* BEGIN Raw data *

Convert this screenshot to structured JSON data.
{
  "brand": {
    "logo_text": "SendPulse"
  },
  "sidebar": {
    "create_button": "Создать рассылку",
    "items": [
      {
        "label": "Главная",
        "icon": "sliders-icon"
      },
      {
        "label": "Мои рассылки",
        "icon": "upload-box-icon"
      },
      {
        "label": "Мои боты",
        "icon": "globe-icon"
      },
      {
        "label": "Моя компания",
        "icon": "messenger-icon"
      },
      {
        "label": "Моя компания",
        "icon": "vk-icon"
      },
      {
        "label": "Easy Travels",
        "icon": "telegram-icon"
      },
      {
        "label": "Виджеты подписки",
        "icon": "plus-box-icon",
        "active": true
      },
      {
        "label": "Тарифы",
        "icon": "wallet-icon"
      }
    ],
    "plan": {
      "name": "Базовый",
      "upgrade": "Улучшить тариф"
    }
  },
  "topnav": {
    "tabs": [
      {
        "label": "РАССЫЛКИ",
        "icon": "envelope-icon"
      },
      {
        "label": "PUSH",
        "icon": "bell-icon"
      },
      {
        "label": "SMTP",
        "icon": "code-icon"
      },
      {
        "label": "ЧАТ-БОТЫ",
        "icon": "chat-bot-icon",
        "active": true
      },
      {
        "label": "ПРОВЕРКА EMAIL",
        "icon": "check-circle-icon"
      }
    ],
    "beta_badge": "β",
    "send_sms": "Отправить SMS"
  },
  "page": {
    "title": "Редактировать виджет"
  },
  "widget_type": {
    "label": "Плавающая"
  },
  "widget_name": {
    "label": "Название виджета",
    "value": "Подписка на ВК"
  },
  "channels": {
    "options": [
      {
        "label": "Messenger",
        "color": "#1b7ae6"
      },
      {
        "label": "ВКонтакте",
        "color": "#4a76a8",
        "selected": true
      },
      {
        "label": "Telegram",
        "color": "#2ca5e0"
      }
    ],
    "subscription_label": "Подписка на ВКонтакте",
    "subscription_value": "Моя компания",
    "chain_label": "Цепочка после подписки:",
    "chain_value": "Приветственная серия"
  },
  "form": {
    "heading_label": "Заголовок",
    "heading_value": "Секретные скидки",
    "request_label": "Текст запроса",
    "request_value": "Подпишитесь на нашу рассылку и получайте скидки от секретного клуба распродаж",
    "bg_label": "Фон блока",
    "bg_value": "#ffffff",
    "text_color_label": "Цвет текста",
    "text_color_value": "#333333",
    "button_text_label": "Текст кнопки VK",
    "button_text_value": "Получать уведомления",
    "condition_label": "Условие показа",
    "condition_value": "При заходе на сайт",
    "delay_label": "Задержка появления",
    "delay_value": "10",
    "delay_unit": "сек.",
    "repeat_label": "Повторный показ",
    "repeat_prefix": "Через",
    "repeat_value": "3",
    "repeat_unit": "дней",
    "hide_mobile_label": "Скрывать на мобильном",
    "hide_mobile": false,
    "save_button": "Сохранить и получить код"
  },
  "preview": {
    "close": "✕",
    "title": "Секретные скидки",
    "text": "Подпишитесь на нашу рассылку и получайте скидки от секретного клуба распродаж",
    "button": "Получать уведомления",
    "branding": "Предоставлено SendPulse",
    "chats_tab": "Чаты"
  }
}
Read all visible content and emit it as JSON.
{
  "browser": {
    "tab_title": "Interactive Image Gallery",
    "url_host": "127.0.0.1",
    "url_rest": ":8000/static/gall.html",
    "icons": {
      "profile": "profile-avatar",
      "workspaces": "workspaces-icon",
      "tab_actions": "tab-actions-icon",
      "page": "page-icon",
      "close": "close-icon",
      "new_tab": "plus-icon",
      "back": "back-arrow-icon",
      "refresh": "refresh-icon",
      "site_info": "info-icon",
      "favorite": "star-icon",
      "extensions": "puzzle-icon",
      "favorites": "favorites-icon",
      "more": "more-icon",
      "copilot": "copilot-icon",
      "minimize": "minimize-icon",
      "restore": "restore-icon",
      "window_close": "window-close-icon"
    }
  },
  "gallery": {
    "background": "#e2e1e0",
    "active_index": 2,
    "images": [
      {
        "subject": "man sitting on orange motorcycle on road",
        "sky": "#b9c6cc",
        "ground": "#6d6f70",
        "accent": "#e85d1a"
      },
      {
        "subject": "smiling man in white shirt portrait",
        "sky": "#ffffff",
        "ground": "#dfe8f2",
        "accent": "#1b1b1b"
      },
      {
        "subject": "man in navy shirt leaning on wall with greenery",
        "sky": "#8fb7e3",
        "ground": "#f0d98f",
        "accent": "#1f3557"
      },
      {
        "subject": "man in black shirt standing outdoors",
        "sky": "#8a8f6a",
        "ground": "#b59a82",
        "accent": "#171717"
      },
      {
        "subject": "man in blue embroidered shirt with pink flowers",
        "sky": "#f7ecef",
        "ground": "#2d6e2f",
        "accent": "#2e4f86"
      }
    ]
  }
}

* END Raw data *

Exercise description:
Filter out every line that lacks the word "accent", and copy the rest.

Solution to this problem:
        "accent": "#e85d1a"
        "accent": "#1b1b1b"
        "accent": "#1f3557"
        "accent": "#171717"
        "accent": "#2e4f86"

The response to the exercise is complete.